#### DO THIS
Go through the lines below and copy each one that holds the string "Департамента".
:: DATA PROVIDED
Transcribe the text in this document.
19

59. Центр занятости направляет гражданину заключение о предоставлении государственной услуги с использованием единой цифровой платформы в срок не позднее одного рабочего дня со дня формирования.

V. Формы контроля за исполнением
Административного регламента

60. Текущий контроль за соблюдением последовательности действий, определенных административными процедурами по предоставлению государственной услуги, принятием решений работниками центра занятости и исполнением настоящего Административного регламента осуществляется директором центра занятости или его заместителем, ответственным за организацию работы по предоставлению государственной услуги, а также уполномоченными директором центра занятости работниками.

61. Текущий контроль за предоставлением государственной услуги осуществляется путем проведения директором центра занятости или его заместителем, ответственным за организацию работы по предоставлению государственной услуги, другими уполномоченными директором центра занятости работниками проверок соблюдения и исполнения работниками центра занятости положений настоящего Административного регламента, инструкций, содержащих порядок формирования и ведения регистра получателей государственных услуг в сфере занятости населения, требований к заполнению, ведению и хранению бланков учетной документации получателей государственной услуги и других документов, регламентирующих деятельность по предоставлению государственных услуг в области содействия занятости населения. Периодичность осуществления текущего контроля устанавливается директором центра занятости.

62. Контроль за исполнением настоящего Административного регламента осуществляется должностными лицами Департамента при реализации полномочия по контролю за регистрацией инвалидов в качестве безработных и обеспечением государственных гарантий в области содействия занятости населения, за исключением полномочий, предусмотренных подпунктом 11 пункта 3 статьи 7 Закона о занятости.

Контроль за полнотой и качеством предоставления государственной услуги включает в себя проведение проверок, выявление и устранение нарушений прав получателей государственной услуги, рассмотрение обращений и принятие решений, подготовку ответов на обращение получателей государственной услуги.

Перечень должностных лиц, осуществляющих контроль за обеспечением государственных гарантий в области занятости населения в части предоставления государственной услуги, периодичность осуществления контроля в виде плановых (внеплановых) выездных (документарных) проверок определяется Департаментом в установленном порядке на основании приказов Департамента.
::::
#### SOLVED EXERCISE
62. Контроль за исполнением настоящего Административного регламента осуществляется должностными лицами Департамента при реализации полномочия по контролю за регистрацией инвалидов в качестве безработных и обеспечением государственных гарантий в области содействия занятости населения, за исключением полномочий, предусмотренных подпунктом 11 пункта 3 статьи 7 Закона о занятости.
Перечень должностных лиц, осуществляющих контроль за обеспечением государственных гарантий в области занятости населения в части предоставления государственной услуги, периодичность осуществления контроля в виде плановых (внеплановых) выездных (документарных) проверок определяется Департаментом в установленном порядке на основании приказов Департамента.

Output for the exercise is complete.